TASK INSTRUCTIONS:
When copying the data, keep every line exactly the same.

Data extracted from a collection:
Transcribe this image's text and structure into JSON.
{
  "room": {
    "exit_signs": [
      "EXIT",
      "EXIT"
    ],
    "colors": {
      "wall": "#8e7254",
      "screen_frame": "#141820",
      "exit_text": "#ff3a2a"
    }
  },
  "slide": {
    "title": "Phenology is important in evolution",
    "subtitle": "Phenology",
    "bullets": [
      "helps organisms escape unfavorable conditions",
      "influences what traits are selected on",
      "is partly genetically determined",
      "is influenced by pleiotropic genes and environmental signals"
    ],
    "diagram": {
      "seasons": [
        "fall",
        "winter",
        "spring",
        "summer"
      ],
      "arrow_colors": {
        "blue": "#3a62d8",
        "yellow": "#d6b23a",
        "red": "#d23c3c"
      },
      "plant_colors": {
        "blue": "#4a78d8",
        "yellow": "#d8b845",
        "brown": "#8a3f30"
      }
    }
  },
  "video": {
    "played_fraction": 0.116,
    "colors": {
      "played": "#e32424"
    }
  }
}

WRITTEN REPLY:
Transcribe this image's text and structure into JSON.
{
  "room": {
    "exit_signs": [
      "EXIT",
      "EXIT"
    ],
    "colors": {
      "wall": "#8e7254",
      "screen_frame": "#141820",
      "exit_text": "#ff3a2a"
    }
  },
  "slide": {
    "title": "Phenology is important in evolution",
    "subtitle": "Phenology",
    "bullets": [
      "helps organisms escape unfavorable conditions",
      "influences what traits are selected on",
      "is partly genetically determined",
      "is influenced by pleiotropic genes and environmental signals"
    ],
    "diagram": {
      "seasons": [
        "fall",
        "winter",
        "spring",
        "summer"
      ],
      "arrow_colors": {
        "blue": "#3a62d8",
        "yellow": "#d6b23a",
        "red": "#d23c3c"
      },
      "plant_colors": {
        "blue": "#4a78d8",
        "yellow": "#d8b845",
        "brown": "#8a3f30"
      }
    }
  },
  "video": {
    "played_fraction": 0.116,
    "colors": {
      "played": "#e32424"
    }
  }
}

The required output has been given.